(Data extracted from a collection)
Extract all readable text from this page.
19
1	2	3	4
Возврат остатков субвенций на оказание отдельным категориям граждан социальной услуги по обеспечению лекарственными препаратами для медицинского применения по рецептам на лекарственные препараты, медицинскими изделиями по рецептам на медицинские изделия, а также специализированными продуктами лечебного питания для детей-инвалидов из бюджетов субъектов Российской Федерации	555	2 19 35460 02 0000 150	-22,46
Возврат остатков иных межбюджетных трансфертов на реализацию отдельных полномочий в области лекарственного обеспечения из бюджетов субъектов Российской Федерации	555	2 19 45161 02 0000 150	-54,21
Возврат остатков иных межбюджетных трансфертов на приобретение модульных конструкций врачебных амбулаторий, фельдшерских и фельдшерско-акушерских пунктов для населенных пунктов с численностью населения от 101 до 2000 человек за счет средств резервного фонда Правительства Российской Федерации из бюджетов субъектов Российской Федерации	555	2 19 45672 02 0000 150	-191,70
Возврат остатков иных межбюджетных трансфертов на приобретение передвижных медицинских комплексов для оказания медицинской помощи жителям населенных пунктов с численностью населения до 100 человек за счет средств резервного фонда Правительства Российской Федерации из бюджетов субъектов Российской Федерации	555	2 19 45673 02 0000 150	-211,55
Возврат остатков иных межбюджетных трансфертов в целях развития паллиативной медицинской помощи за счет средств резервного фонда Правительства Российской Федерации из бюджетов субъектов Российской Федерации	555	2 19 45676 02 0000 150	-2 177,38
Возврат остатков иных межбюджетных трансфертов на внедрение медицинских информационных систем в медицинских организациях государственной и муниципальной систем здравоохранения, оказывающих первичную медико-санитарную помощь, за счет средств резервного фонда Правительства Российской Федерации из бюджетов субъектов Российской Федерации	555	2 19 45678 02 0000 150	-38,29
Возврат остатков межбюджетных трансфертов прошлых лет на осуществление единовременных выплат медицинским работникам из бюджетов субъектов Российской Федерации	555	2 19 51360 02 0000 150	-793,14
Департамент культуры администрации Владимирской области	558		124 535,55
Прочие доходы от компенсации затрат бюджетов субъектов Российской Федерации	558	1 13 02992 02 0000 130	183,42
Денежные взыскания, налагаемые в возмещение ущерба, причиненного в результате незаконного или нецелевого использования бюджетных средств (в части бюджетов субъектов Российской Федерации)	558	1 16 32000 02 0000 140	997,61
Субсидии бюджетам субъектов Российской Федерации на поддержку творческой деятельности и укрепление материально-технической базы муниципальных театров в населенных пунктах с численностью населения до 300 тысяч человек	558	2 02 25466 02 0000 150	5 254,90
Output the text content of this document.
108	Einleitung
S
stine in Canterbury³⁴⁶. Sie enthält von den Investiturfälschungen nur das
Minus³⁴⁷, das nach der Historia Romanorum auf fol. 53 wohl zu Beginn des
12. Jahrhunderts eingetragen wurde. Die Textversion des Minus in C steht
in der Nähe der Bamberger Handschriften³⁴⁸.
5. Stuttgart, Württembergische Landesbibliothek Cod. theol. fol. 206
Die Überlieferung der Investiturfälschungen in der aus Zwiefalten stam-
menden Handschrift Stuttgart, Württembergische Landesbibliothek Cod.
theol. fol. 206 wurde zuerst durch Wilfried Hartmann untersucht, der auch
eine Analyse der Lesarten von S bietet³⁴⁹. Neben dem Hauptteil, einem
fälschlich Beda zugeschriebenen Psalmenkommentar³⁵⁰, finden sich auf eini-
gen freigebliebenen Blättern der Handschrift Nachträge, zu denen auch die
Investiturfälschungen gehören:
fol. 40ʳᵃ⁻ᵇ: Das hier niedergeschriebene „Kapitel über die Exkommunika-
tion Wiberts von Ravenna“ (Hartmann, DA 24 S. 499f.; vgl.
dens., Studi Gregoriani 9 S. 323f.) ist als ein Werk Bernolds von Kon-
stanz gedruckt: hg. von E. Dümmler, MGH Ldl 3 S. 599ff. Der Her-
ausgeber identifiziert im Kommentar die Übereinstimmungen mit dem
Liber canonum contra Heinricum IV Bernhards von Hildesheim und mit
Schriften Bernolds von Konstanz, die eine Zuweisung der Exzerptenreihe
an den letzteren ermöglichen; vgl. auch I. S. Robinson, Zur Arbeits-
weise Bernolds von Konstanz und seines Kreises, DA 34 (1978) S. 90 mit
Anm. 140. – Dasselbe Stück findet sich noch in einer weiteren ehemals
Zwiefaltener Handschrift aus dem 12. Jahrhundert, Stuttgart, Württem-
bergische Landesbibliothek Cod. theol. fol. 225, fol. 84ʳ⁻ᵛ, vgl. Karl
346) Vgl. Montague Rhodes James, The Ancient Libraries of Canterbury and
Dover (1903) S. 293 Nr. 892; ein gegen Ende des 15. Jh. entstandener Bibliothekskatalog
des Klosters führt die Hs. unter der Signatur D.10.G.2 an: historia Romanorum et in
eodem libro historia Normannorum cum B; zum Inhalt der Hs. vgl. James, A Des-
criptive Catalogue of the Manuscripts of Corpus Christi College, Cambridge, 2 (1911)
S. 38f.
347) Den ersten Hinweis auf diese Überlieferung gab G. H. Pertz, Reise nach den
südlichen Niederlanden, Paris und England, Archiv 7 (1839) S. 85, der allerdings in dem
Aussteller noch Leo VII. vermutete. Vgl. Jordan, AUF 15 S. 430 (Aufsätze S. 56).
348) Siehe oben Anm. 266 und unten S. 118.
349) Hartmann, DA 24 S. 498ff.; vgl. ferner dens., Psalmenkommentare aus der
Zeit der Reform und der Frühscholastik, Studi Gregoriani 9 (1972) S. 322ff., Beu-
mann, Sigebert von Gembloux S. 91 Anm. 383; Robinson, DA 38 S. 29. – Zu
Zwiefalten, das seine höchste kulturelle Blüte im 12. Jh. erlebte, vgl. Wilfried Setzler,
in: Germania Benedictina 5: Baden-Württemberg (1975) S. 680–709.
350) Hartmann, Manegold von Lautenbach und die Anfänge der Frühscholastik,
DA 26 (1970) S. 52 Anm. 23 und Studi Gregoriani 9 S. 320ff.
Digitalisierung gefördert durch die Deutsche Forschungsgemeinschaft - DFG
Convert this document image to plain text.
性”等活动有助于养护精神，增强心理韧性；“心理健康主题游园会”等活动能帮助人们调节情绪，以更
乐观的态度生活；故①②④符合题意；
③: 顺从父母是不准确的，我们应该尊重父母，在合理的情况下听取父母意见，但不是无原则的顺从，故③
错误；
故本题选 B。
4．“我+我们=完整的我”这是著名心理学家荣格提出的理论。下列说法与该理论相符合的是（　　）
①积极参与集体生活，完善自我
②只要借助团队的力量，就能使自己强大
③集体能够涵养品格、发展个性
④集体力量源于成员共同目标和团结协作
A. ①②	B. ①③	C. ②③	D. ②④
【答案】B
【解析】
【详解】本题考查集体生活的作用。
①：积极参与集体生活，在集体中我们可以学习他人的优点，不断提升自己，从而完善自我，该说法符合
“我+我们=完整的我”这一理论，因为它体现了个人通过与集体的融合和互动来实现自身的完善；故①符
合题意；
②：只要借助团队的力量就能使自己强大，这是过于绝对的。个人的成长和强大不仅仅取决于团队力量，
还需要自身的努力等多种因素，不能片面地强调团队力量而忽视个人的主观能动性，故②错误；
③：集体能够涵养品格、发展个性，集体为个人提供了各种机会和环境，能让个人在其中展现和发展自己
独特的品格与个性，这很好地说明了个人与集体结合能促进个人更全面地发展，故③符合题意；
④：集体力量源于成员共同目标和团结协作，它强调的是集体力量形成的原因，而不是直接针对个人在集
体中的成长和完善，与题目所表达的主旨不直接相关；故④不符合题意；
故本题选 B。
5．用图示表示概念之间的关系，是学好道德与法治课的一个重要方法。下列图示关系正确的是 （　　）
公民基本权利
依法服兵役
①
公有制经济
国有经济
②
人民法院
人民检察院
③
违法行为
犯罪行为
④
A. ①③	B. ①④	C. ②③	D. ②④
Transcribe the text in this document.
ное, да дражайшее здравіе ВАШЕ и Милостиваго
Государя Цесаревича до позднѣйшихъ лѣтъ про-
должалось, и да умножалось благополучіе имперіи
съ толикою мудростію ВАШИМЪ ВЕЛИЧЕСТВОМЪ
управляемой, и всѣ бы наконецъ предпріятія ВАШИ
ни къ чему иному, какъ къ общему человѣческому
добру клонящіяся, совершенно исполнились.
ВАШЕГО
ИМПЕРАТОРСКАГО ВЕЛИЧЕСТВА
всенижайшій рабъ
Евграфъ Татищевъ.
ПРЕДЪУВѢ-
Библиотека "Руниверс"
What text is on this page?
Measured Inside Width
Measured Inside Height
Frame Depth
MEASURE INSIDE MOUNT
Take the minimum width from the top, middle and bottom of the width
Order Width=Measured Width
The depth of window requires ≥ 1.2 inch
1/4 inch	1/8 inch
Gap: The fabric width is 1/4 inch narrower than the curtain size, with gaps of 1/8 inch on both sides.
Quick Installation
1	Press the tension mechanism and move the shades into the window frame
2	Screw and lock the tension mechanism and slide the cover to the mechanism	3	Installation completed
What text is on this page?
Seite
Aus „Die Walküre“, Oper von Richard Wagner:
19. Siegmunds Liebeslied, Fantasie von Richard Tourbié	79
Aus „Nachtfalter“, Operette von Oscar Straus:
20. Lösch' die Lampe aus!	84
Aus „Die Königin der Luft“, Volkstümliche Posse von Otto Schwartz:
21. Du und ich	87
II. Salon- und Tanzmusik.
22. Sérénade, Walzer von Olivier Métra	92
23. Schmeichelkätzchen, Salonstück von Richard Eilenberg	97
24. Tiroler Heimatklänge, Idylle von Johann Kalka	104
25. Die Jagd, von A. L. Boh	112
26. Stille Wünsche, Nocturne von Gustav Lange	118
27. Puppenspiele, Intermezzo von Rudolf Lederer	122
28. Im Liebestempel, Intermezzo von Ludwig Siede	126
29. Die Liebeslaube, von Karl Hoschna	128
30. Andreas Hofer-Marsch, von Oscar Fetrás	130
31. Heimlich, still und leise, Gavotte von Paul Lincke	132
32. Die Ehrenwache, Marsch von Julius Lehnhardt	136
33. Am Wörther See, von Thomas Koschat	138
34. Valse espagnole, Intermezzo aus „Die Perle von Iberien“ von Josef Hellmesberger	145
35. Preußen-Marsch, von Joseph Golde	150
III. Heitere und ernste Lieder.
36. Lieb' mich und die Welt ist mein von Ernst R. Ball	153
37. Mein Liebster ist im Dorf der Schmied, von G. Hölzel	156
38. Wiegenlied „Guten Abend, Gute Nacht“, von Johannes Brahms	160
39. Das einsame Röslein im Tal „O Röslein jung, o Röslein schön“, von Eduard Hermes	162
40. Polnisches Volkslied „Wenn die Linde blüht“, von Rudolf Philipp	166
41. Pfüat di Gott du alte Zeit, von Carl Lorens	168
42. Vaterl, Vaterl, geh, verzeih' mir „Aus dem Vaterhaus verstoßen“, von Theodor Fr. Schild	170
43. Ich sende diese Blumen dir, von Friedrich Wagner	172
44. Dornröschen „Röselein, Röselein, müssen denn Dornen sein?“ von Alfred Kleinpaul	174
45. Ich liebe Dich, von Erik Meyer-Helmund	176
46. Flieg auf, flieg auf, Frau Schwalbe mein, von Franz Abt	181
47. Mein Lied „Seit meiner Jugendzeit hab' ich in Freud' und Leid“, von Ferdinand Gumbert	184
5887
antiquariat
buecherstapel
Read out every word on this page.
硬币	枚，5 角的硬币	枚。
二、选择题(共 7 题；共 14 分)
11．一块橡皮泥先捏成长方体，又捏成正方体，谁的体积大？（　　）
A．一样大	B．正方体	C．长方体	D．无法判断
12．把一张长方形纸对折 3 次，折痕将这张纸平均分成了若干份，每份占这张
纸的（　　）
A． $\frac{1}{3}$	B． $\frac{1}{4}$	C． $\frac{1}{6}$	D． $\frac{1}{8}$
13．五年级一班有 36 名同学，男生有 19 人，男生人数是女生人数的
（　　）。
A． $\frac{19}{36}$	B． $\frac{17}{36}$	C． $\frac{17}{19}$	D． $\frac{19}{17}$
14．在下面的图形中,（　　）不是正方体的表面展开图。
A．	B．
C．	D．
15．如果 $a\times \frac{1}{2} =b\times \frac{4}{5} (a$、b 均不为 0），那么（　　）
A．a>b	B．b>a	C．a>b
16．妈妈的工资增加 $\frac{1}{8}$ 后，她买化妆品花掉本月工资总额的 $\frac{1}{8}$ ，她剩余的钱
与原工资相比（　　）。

→ **Given request**
Pick out the lines that contain "完整的我" and copy them.

→ **Problem solution**
4．“我+我们=完整的我”这是著名心理学家荣格提出的理论。下列说法与该理论相符合的是（　　）
“我+我们=完整的我”这一理论，因为它体现了个人通过与集体的融合和互动来实现自身的完善；故①符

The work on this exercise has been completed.